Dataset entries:
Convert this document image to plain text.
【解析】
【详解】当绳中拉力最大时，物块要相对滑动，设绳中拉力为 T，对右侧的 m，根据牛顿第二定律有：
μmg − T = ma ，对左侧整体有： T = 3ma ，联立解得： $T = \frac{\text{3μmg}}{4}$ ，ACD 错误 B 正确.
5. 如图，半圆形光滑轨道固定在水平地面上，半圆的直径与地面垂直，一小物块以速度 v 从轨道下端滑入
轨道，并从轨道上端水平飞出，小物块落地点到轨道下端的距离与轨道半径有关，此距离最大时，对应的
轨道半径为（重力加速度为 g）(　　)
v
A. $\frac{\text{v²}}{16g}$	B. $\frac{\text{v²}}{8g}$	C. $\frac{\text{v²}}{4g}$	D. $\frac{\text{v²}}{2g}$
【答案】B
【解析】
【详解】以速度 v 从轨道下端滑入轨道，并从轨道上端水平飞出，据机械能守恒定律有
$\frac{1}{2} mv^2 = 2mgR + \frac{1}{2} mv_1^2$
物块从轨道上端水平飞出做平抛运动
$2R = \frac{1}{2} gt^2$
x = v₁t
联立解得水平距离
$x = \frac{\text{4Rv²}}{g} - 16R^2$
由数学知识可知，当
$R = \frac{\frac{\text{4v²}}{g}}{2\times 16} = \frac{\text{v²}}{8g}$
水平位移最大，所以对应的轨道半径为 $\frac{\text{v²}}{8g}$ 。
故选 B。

> _Written exercise_: Retype the whole listing, matching it exactly.

> _Written response_:
Convert this document image to plain text.
【解析】
【详解】当绳中拉力最大时，物块要相对滑动，设绳中拉力为 T，对右侧的 m，根据牛顿第二定律有：
μmg − T = ma ，对左侧整体有： T = 3ma ，联立解得： $T = \frac{\text{3μmg}}{4}$ ，ACD 错误 B 正确.
5. 如图，半圆形光滑轨道固定在水平地面上，半圆的直径与地面垂直，一小物块以速度 v 从轨道下端滑入
轨道，并从轨道上端水平飞出，小物块落地点到轨道下端的距离与轨道半径有关，此距离最大时，对应的
轨道半径为（重力加速度为 g）(　　)
v
A. $\frac{\text{v²}}{16g}$	B. $\frac{\text{v²}}{8g}$	C. $\frac{\text{v²}}{4g}$	D. $\frac{\text{v²}}{2g}$
【答案】B
【解析】
【详解】以速度 v 从轨道下端滑入轨道，并从轨道上端水平飞出，据机械能守恒定律有
$\frac{1}{2} mv^2 = 2mgR + \frac{1}{2} mv_1^2$
物块从轨道上端水平飞出做平抛运动
$2R = \frac{1}{2} gt^2$
x = v₁t
联立解得水平距离
$x = \frac{\text{4Rv²}}{g} - 16R^2$
由数学知识可知，当
$R = \frac{\frac{\text{4v²}}{g}}{2\times 16} = \frac{\text{v²}}{8g}$
水平位移最大，所以对应的轨道半径为 $\frac{\text{v²}}{8g}$ 。
故选 B。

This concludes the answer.